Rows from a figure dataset
────────────────────

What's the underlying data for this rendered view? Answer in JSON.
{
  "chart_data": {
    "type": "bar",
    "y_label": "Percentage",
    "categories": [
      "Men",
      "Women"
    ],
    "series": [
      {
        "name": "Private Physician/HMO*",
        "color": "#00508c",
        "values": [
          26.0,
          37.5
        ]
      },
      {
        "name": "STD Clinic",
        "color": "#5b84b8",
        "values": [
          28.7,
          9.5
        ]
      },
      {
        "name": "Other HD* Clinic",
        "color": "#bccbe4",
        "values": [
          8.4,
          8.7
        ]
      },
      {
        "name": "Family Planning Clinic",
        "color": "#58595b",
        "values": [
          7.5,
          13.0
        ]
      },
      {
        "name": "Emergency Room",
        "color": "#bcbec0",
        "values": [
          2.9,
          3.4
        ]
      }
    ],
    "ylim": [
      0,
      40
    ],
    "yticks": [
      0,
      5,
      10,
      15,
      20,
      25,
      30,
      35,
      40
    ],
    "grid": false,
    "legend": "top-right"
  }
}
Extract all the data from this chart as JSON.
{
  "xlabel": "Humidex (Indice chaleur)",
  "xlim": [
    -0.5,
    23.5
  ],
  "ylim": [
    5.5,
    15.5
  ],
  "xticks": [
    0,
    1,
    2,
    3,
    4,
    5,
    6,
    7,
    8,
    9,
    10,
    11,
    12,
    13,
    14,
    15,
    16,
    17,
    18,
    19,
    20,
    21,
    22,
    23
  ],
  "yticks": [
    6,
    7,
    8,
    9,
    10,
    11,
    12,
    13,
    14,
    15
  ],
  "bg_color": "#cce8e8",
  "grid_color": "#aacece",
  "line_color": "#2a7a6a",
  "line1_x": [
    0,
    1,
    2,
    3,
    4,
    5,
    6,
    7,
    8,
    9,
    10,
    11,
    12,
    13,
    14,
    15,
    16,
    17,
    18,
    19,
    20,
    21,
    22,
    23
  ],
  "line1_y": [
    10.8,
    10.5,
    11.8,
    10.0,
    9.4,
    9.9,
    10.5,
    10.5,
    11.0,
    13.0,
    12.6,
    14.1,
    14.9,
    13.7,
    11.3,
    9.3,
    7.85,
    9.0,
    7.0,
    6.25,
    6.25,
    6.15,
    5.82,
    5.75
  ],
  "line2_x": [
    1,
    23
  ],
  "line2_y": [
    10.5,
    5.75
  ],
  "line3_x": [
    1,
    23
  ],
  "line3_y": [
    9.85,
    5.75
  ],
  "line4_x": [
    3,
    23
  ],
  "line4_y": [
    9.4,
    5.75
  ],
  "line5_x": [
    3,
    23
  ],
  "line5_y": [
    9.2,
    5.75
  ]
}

────────────────────

> [Exercise prompt]
Report how many lines of the records above contain the word "name", and give only that number.

> [Full solution]
5